Exercise instructions — Wherever a line in the data below holds "전세가율이", copy that line.

[Excerpts from a figure dataset]
*****

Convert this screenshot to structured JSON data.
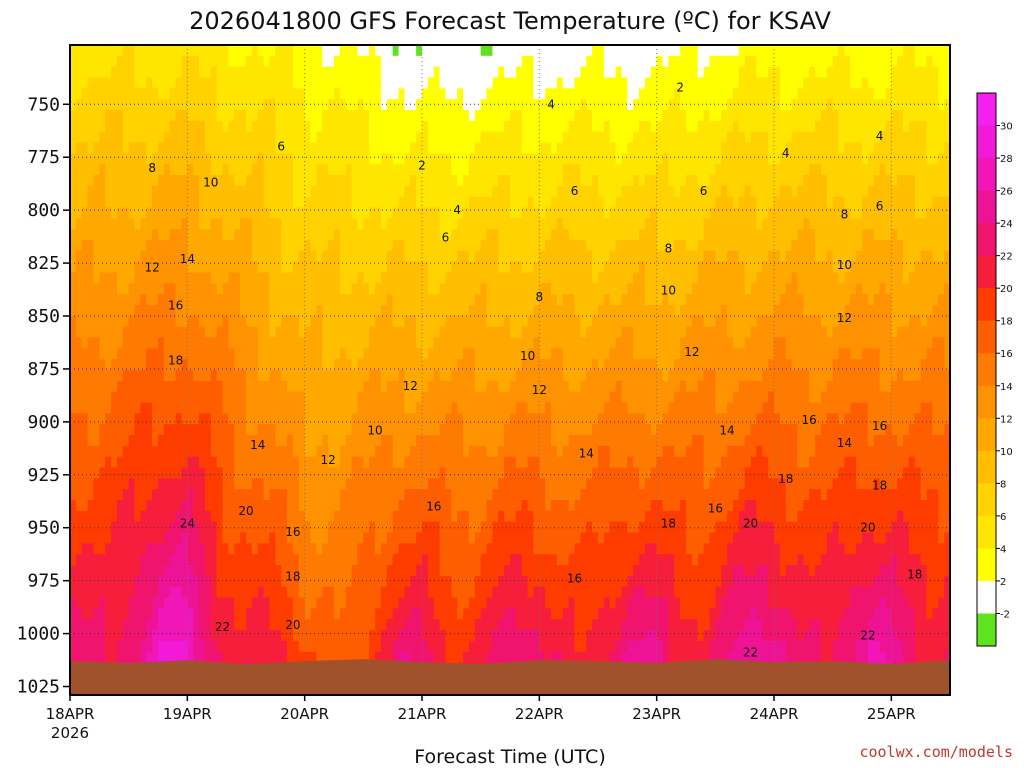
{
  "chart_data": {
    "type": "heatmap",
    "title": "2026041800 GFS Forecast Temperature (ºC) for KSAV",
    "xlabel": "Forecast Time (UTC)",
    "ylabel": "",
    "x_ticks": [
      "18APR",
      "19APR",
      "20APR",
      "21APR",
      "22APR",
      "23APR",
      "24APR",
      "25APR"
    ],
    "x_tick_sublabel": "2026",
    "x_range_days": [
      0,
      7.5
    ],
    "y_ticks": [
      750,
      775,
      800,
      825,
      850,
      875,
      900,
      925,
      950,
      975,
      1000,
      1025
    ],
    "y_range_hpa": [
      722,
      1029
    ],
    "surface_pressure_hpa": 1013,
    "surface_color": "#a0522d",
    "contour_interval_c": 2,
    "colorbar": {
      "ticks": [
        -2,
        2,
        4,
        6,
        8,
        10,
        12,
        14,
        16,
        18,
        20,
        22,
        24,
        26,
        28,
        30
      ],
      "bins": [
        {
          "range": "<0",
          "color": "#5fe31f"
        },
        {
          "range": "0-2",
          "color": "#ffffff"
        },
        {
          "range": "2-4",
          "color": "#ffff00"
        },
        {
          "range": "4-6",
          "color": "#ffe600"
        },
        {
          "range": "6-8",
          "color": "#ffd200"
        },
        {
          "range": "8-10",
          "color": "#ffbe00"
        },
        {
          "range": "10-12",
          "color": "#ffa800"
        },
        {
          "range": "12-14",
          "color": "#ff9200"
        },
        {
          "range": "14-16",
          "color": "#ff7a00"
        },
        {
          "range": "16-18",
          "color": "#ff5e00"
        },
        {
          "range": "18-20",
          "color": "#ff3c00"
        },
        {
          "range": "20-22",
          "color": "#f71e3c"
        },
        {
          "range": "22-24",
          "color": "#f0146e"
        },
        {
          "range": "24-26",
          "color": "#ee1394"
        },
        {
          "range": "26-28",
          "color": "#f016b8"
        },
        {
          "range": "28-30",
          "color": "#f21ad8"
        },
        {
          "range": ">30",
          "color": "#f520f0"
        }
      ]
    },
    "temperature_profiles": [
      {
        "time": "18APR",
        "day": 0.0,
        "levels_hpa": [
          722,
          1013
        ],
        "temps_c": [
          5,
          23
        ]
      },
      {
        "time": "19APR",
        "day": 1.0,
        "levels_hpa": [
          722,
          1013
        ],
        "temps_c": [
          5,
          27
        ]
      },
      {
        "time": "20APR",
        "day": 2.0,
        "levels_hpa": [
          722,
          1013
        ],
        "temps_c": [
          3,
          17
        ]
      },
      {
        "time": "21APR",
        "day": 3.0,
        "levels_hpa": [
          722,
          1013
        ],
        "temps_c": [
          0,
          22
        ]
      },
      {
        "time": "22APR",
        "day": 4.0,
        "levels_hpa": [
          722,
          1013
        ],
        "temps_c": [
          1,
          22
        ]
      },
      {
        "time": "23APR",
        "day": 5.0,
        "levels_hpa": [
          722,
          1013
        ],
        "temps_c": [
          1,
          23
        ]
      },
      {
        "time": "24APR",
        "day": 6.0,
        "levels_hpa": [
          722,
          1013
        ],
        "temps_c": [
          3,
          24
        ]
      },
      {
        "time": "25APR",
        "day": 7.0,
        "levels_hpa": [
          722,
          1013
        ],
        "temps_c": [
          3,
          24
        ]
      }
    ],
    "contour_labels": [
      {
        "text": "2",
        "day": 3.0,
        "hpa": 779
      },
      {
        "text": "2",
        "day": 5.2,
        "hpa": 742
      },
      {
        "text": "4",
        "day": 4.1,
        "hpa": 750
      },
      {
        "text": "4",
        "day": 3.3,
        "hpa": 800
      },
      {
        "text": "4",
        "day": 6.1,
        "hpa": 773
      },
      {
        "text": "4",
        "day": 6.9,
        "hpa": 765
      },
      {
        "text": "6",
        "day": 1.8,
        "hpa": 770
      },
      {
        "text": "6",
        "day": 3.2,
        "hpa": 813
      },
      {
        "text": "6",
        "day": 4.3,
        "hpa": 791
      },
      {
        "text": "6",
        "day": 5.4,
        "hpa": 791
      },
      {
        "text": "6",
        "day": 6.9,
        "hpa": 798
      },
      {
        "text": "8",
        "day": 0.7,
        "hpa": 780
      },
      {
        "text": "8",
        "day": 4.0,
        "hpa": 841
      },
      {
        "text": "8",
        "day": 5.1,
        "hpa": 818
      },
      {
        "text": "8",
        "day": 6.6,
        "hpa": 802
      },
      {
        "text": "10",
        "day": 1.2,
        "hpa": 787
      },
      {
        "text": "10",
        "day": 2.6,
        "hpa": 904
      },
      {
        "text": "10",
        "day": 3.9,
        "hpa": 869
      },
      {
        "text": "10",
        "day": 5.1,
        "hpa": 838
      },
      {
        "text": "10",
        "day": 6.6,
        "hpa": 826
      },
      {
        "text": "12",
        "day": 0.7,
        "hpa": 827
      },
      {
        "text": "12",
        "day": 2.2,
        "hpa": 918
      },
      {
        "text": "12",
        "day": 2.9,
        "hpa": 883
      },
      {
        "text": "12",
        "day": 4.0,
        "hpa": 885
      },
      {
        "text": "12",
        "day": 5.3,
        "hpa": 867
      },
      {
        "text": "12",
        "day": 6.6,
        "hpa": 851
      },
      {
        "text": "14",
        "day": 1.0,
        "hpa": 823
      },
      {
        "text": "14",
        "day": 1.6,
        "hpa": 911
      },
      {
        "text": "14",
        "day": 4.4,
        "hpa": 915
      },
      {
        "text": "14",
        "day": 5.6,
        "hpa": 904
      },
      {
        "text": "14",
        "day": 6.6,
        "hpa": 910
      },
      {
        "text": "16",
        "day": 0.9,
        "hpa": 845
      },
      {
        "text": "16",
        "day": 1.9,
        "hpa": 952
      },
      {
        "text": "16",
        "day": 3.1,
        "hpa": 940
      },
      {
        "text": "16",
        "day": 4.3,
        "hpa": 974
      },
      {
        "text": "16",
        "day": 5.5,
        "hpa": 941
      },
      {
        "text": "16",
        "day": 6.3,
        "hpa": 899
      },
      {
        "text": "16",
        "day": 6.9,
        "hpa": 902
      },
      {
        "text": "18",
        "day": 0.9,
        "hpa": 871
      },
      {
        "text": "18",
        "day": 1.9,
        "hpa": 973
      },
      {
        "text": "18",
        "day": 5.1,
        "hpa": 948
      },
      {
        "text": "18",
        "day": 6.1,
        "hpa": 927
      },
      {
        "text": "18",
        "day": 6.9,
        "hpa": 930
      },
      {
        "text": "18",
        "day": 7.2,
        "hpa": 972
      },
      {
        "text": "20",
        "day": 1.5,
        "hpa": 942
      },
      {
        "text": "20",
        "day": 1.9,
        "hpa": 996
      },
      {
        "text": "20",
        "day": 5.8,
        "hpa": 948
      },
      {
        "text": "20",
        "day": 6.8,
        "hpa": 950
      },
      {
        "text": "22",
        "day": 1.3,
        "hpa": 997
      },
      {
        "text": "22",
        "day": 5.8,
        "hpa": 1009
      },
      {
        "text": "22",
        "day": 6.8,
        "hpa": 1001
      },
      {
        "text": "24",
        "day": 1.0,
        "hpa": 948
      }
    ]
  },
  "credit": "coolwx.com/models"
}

*****

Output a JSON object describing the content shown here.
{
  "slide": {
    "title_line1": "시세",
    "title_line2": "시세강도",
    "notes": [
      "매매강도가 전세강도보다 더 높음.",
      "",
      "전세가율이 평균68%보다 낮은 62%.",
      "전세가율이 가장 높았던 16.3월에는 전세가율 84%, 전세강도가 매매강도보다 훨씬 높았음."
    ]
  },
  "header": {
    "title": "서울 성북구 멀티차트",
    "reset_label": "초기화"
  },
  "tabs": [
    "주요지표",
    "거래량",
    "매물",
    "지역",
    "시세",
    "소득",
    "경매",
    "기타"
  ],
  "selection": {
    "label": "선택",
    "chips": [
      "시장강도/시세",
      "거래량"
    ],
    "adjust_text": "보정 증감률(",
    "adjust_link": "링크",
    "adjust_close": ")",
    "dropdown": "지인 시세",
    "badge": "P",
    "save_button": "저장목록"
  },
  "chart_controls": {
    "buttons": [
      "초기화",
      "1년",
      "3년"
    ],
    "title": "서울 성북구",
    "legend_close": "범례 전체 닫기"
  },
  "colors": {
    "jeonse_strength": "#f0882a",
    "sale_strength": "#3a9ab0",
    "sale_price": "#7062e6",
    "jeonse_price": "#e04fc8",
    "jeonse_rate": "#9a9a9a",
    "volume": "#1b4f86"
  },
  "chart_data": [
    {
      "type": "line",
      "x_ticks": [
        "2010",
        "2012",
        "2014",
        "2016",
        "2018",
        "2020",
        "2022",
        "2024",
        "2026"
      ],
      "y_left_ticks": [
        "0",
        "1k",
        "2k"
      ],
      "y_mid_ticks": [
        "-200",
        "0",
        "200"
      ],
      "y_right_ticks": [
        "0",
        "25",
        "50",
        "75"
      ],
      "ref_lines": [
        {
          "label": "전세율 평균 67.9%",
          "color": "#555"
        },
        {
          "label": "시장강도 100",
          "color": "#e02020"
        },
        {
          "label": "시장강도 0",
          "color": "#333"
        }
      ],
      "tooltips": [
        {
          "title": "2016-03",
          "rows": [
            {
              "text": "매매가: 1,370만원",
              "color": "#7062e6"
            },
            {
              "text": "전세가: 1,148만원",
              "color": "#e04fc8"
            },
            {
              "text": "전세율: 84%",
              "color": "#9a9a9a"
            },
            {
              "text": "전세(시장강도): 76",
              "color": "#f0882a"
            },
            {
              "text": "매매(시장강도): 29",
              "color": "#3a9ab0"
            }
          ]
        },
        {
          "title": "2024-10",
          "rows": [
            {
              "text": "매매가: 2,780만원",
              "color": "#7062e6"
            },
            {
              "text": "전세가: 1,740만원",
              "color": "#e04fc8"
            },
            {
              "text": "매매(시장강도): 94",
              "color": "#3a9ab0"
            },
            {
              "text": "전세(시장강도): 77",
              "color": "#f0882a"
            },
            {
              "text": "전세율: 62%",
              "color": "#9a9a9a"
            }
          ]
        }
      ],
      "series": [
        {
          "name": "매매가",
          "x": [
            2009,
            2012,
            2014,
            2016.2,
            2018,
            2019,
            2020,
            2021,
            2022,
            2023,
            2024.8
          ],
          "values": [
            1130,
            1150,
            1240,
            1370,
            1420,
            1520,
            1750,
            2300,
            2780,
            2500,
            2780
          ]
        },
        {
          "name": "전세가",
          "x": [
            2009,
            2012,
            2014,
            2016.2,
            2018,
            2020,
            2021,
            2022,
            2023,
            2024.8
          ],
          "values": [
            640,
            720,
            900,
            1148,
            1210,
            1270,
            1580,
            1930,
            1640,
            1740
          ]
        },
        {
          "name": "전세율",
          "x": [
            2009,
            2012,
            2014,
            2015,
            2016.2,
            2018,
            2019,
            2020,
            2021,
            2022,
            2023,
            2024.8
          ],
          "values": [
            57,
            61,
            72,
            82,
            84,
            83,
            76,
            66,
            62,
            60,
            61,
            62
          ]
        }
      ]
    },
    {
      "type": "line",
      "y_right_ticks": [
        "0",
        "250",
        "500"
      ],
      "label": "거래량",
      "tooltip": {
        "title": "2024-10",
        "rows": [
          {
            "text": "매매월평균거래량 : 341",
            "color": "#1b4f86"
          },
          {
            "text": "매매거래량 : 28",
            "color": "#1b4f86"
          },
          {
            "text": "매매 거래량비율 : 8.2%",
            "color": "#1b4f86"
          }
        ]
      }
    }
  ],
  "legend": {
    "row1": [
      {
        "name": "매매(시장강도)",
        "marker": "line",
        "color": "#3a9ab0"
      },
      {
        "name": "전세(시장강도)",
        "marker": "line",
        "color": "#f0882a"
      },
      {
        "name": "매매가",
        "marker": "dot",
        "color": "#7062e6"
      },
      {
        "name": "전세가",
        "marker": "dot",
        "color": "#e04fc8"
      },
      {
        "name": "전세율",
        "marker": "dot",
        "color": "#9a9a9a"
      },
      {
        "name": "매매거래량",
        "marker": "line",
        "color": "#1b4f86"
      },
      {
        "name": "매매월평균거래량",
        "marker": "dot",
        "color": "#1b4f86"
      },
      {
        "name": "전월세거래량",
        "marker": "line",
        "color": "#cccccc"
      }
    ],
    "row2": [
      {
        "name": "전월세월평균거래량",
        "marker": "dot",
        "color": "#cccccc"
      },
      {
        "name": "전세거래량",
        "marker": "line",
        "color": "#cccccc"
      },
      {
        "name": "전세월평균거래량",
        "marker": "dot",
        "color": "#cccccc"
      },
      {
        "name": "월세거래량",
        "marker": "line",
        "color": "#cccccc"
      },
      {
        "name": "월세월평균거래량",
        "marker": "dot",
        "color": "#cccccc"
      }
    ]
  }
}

*****

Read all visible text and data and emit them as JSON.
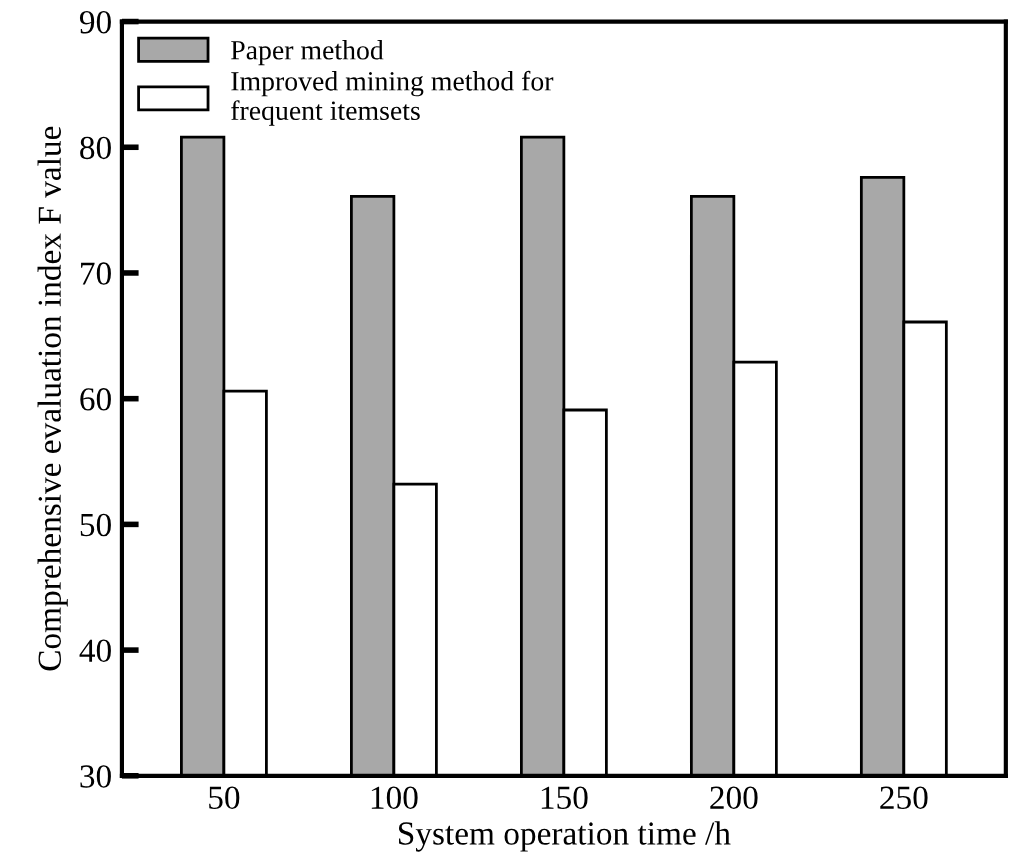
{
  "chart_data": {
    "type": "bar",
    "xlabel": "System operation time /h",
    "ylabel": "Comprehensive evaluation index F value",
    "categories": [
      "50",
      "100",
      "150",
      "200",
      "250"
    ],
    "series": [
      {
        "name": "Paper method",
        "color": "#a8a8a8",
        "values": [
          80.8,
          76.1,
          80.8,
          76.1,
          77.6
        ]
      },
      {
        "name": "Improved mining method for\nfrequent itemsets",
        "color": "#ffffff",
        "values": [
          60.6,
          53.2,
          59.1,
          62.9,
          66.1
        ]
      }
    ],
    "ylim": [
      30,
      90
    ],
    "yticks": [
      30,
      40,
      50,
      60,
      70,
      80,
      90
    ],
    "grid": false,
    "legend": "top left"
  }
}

*****

Result of this task —
      "전세가율이 평균68%보다 낮은 62%.",
      "전세가율이 가장 높았던 16.3월에는 전세가율 84%, 전세강도가 매매강도보다 훨씬 높았음."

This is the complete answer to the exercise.